Select every line holding the word "JSON" and copy it.

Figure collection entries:
-*-*-
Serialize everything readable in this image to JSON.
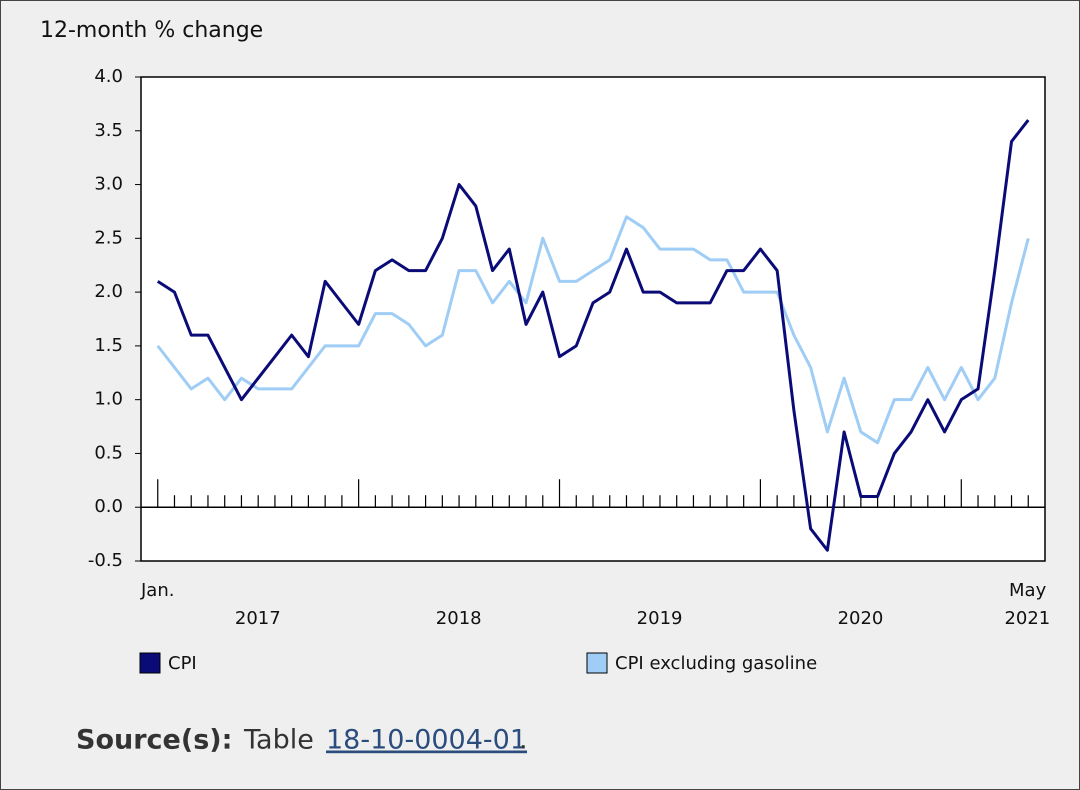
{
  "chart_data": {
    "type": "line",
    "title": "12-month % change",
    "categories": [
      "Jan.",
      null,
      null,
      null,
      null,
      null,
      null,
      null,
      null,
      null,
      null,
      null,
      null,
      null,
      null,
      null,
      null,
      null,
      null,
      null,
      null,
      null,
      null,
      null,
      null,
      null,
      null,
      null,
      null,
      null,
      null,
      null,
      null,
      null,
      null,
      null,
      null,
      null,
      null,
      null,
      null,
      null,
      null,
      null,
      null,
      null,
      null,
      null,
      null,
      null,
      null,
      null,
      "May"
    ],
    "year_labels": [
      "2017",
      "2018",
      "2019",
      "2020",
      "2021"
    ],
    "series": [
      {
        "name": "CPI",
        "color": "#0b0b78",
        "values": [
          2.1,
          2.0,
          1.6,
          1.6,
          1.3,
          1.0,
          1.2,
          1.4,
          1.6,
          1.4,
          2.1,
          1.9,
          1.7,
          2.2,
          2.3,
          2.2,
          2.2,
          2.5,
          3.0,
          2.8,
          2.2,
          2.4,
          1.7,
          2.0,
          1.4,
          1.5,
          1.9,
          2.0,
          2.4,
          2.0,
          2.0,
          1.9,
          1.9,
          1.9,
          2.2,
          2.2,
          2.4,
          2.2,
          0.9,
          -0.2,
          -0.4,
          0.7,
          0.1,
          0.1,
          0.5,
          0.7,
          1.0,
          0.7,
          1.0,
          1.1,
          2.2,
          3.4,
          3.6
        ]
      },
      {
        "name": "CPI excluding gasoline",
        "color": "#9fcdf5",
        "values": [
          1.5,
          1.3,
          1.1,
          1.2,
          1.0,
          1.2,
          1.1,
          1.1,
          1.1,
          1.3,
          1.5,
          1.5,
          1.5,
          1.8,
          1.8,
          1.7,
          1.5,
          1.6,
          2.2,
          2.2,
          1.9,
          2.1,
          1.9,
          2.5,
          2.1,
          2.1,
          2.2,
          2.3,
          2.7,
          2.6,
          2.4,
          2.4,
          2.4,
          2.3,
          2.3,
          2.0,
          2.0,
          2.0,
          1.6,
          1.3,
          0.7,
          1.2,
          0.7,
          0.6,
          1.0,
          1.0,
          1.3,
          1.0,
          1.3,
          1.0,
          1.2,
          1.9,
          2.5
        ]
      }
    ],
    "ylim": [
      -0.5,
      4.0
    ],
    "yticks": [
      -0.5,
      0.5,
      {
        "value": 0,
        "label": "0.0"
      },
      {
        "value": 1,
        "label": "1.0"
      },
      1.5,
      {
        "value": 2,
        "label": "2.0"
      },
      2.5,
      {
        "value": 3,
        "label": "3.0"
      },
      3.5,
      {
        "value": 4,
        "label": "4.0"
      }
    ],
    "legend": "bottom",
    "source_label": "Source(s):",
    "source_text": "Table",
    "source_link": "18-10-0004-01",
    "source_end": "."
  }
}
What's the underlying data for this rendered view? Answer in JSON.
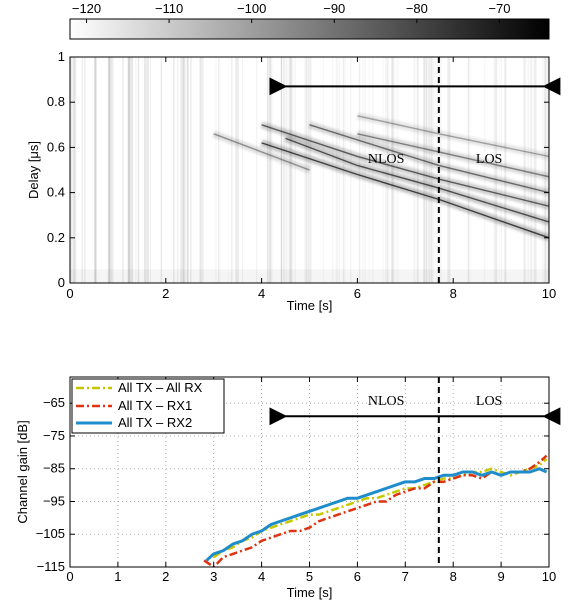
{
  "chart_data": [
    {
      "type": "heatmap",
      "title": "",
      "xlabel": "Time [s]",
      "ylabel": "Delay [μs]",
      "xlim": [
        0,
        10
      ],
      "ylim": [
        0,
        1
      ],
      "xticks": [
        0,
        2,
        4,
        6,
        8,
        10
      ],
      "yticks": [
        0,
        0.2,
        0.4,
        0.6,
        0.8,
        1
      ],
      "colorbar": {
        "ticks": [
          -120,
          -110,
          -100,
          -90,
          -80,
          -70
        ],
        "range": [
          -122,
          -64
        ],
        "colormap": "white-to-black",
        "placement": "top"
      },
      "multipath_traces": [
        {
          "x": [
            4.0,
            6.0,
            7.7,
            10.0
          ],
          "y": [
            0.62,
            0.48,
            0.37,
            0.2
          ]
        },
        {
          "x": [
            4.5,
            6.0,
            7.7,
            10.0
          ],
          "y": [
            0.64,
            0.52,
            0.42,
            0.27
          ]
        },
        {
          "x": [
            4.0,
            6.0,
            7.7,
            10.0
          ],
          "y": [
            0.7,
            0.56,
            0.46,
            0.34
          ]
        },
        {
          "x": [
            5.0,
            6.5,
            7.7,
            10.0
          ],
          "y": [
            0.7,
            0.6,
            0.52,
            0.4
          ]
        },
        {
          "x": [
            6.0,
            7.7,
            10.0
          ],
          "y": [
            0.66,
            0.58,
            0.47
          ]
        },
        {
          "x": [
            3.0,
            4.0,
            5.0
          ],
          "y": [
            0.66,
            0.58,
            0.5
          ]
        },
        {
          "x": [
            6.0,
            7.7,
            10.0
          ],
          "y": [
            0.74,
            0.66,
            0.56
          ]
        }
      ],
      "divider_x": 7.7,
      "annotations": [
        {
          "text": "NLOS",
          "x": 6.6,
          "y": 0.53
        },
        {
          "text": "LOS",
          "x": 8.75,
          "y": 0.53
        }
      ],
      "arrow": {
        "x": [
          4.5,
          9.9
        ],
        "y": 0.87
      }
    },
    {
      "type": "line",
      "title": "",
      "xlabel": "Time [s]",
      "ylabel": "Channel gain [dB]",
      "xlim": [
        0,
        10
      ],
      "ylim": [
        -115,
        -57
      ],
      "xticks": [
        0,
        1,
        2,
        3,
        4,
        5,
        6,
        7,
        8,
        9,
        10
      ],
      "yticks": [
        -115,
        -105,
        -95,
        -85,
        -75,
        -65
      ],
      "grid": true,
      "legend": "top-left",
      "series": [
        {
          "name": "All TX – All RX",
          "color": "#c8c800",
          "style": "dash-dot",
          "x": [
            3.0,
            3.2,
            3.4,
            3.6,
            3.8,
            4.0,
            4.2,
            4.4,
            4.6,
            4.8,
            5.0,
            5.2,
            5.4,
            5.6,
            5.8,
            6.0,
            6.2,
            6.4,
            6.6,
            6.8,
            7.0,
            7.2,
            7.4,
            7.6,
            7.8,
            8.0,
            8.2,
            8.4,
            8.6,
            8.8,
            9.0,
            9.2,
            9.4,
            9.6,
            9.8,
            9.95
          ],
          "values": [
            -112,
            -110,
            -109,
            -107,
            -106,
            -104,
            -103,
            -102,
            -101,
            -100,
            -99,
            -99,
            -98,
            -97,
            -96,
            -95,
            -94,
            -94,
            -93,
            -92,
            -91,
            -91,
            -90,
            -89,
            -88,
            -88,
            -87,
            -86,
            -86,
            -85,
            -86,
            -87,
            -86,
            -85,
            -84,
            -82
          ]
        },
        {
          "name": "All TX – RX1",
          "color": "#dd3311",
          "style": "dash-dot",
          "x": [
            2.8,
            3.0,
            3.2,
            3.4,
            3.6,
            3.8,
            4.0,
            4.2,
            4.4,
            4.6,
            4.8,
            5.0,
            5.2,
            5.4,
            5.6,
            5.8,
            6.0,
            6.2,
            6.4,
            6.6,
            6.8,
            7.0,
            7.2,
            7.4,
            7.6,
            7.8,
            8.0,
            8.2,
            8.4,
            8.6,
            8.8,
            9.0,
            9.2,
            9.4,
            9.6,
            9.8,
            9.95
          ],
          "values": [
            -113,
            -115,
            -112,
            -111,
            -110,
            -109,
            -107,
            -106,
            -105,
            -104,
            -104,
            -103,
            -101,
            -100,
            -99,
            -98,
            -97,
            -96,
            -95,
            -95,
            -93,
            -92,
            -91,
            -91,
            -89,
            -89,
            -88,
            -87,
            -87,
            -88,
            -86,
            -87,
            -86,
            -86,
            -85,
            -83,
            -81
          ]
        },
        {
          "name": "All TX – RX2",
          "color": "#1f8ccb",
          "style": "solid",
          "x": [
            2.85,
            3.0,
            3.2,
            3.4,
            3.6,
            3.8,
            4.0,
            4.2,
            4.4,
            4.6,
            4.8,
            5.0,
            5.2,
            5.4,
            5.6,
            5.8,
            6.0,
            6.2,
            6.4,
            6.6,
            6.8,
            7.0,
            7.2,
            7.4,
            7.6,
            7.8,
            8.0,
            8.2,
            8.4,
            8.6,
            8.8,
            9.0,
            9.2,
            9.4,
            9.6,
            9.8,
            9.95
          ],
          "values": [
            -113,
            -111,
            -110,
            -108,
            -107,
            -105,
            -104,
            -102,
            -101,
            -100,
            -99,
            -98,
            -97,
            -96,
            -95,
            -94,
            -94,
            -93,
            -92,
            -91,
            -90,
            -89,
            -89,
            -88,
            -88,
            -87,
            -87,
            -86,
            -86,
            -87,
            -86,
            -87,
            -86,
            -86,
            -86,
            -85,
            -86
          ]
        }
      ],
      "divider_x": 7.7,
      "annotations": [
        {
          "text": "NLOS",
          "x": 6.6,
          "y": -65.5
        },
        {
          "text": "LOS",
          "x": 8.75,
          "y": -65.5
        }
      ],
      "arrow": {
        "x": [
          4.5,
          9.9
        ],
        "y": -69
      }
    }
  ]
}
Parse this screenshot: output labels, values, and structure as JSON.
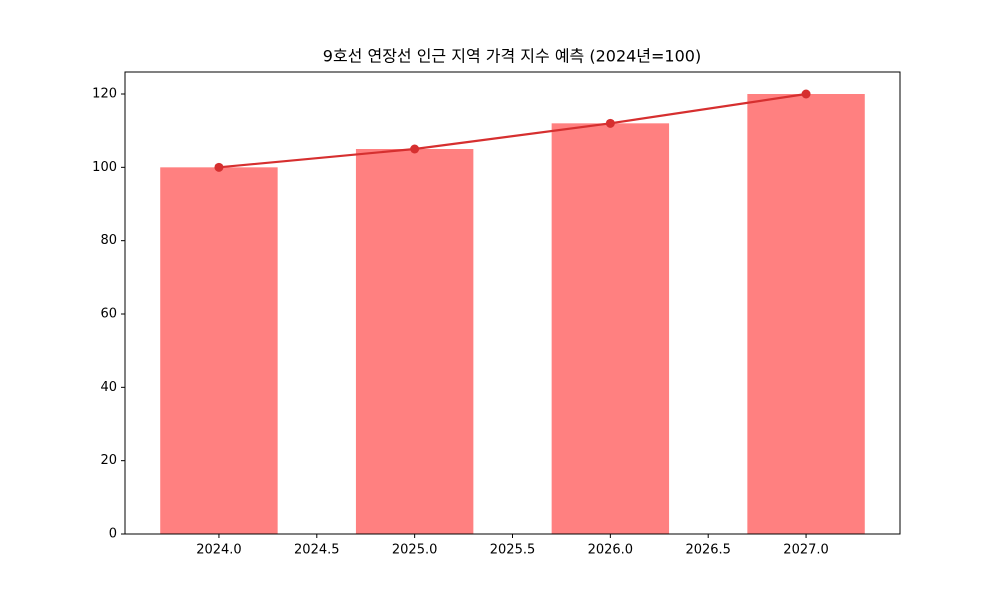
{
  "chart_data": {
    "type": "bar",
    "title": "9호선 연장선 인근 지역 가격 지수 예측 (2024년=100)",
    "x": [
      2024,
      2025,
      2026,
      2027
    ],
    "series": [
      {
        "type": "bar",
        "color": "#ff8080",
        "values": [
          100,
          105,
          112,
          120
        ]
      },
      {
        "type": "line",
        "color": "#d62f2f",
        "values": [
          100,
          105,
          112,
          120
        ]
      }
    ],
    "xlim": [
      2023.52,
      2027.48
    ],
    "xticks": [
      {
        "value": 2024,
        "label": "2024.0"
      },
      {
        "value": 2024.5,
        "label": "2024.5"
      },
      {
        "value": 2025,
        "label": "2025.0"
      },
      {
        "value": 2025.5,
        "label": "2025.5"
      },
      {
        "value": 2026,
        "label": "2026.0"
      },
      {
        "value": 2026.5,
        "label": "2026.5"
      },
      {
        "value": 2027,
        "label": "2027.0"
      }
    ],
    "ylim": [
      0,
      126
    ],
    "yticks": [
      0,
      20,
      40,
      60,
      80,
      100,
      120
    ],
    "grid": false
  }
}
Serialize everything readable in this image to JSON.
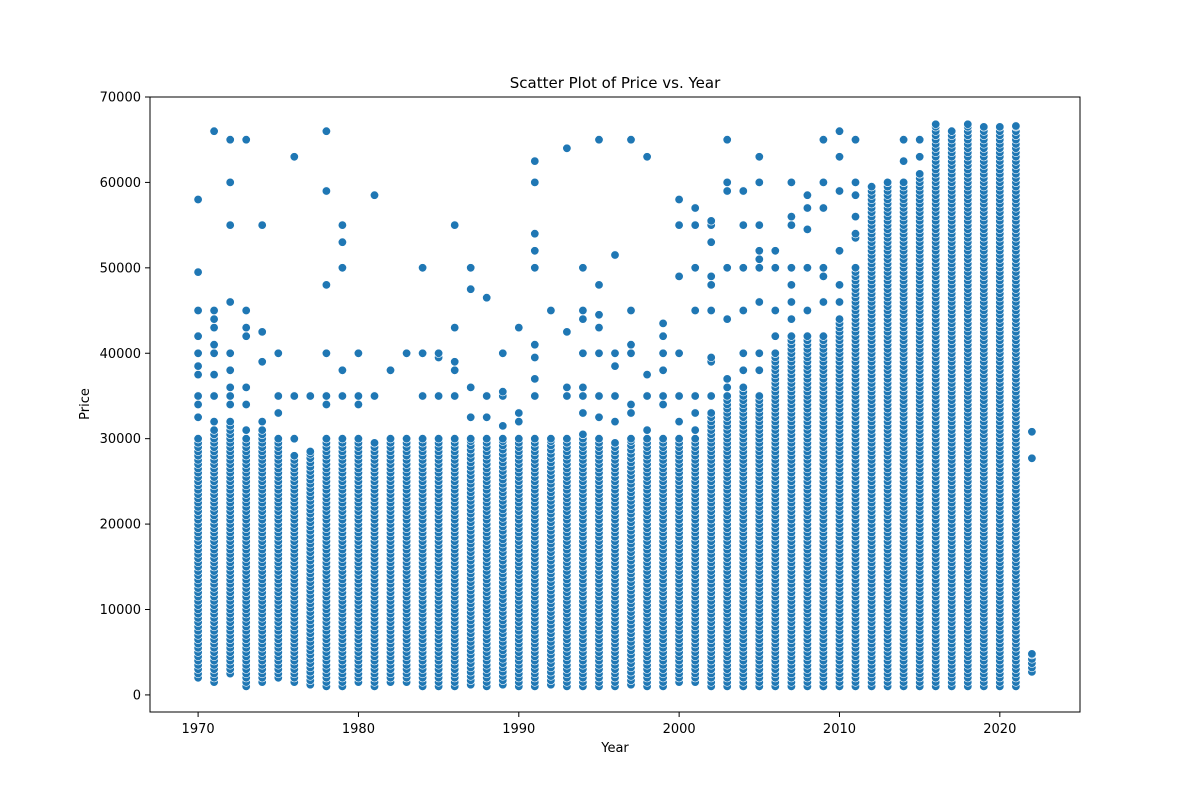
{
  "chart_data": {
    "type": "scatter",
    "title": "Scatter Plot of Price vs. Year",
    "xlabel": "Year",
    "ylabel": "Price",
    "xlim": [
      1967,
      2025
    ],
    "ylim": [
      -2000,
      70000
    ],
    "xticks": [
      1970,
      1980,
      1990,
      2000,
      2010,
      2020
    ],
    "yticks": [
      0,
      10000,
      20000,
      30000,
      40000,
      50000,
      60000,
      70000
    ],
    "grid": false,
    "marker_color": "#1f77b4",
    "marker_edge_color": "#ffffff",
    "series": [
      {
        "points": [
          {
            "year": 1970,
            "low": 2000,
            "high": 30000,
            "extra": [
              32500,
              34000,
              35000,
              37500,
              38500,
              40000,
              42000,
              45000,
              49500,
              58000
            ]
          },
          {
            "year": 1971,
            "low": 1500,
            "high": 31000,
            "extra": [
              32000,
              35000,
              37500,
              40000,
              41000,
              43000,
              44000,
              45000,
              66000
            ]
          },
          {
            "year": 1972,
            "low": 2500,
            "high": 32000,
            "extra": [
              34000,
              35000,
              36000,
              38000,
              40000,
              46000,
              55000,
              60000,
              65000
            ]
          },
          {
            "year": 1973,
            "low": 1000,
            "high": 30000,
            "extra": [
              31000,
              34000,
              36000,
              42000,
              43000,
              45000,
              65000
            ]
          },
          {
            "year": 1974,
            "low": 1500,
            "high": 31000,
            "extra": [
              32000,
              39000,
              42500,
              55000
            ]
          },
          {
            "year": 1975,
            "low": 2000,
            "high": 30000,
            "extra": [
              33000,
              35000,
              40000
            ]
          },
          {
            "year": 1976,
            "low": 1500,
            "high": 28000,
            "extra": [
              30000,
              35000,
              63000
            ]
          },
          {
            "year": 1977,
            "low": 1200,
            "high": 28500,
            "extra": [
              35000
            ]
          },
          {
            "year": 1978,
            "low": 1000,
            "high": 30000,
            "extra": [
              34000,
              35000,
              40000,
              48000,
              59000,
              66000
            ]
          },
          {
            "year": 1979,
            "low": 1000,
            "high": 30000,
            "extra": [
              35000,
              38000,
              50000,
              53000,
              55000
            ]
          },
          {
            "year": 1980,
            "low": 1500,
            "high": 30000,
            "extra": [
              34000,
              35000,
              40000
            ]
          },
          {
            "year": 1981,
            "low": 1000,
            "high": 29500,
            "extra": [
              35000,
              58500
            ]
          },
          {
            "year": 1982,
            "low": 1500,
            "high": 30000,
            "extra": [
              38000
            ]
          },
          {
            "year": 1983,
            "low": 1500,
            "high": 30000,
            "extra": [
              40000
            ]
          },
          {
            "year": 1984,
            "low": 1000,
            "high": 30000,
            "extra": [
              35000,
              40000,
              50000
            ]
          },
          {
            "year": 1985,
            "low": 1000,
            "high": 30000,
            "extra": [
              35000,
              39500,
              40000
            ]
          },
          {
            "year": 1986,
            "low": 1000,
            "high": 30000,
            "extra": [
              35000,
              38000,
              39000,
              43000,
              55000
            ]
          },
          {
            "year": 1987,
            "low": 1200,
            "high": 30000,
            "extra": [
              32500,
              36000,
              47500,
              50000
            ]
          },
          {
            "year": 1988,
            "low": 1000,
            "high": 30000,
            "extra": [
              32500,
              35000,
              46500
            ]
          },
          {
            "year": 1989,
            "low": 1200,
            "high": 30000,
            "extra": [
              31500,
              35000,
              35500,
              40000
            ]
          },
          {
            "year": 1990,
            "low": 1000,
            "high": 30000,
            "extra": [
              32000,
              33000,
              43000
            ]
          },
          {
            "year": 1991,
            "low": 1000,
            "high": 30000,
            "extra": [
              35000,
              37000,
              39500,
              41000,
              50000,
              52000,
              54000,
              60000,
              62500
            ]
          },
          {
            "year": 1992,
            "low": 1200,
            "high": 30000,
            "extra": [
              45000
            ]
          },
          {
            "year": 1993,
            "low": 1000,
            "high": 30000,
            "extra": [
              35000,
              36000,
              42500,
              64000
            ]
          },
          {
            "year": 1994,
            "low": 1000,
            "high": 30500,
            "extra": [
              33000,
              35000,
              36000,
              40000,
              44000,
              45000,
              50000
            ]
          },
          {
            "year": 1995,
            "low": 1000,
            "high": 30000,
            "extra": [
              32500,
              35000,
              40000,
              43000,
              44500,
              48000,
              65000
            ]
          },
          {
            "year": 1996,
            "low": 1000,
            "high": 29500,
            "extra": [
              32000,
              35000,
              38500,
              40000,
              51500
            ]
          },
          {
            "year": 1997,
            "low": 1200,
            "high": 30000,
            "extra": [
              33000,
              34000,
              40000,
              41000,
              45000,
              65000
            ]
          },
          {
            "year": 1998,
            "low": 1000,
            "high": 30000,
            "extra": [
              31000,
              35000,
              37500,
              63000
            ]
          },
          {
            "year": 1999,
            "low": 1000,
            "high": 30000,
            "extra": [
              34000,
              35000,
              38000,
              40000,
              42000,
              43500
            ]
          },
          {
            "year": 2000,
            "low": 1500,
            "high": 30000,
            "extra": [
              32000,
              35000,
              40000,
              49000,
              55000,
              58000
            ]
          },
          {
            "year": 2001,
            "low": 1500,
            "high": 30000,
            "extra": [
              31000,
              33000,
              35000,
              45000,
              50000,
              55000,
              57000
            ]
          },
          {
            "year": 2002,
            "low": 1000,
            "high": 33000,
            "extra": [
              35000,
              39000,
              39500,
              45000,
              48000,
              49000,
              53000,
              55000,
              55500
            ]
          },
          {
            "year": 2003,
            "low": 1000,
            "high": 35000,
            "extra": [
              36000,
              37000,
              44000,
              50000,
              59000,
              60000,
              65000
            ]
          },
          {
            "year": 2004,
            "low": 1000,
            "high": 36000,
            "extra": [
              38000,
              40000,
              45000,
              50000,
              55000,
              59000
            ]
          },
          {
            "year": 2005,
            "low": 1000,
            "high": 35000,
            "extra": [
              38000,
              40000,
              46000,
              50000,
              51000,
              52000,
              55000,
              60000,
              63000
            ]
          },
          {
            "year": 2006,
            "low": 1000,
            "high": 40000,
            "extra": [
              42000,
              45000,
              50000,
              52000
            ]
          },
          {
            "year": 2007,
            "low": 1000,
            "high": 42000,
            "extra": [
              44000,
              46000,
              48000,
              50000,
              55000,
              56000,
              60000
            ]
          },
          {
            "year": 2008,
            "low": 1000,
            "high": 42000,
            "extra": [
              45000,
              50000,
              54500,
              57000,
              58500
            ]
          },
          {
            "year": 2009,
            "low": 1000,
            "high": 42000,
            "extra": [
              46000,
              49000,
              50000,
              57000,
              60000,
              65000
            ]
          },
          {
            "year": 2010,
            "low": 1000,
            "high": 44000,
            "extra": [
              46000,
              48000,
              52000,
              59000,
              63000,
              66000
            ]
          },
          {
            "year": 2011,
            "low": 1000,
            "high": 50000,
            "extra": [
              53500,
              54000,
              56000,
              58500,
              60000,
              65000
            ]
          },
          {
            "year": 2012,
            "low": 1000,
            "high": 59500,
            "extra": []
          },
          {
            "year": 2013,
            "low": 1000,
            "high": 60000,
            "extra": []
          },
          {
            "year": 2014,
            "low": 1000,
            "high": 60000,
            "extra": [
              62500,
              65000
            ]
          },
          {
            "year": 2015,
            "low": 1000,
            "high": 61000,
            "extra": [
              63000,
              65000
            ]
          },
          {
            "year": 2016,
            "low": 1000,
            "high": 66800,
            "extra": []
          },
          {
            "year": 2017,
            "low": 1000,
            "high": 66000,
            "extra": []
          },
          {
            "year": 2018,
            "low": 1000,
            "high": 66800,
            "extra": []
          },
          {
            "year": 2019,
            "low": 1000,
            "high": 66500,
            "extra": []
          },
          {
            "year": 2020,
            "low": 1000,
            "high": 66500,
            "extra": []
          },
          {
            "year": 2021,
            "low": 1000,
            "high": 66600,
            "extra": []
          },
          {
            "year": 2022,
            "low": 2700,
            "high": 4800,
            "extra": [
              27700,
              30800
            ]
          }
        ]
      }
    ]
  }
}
-*-*-
Response to this task
Serialize everything readable in this image to JSON.
What's the underlying data for this rendered view? Answer in JSON.
Parse this screenshot: output labels, values, and structure as JSON.
Serialize everything readable in this image to JSON.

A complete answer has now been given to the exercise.